Reproduce every record below exactly as it appears.

Collection entries
━━━━━━━━━━━━━━━━

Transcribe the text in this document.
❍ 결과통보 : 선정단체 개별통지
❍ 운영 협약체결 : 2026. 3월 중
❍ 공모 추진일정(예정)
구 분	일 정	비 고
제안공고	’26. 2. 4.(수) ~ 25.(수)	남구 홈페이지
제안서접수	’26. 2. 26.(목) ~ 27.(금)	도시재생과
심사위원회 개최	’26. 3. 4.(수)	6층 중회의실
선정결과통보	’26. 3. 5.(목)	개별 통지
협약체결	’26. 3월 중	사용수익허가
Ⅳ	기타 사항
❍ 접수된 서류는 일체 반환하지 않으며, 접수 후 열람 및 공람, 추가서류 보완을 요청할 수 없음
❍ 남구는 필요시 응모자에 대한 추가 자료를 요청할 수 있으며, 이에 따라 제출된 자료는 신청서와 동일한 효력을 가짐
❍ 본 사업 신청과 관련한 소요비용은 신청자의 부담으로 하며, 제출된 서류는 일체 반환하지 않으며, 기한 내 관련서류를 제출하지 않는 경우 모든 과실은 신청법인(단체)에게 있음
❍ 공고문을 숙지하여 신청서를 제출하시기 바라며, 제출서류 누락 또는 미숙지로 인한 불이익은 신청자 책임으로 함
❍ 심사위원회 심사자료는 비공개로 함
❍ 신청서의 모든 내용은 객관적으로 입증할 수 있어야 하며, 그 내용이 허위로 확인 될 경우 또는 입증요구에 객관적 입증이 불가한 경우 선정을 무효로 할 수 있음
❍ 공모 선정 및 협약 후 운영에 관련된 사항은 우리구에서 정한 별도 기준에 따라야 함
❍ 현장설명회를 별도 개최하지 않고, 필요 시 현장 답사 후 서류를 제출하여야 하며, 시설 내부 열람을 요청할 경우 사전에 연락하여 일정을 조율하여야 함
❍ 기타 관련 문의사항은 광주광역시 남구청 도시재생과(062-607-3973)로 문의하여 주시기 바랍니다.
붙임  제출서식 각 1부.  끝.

━━━━━━━━━━━━━━━━

§ Written reply
Transcribe the text in this document.
❍ 결과통보 : 선정단체 개별통지
❍ 운영 협약체결 : 2026. 3월 중
❍ 공모 추진일정(예정)
구 분	일 정	비 고
제안공고	’26. 2. 4.(수) ~ 25.(수)	남구 홈페이지
제안서접수	’26. 2. 26.(목) ~ 27.(금)	도시재생과
심사위원회 개최	’26. 3. 4.(수)	6층 중회의실
선정결과통보	’26. 3. 5.(목)	개별 통지
협약체결	’26. 3월 중	사용수익허가
Ⅳ	기타 사항
❍ 접수된 서류는 일체 반환하지 않으며, 접수 후 열람 및 공람, 추가서류 보완을 요청할 수 없음
❍ 남구는 필요시 응모자에 대한 추가 자료를 요청할 수 있으며, 이에 따라 제출된 자료는 신청서와 동일한 효력을 가짐
❍ 본 사업 신청과 관련한 소요비용은 신청자의 부담으로 하며, 제출된 서류는 일체 반환하지 않으며, 기한 내 관련서류를 제출하지 않는 경우 모든 과실은 신청법인(단체)에게 있음
❍ 공고문을 숙지하여 신청서를 제출하시기 바라며, 제출서류 누락 또는 미숙지로 인한 불이익은 신청자 책임으로 함
❍ 심사위원회 심사자료는 비공개로 함
❍ 신청서의 모든 내용은 객관적으로 입증할 수 있어야 하며, 그 내용이 허위로 확인 될 경우 또는 입증요구에 객관적 입증이 불가한 경우 선정을 무효로 할 수 있음
❍ 공모 선정 및 협약 후 운영에 관련된 사항은 우리구에서 정한 별도 기준에 따라야 함
❍ 현장설명회를 별도 개최하지 않고, 필요 시 현장 답사 후 서류를 제출하여야 하며, 시설 내부 열람을 요청할 경우 사전에 연락하여 일정을 조율하여야 함
❍ 기타 관련 문의사항은 광주광역시 남구청 도시재생과(062-607-3973)로 문의하여 주시기 바랍니다.
붙임  제출서식 각 1부.  끝.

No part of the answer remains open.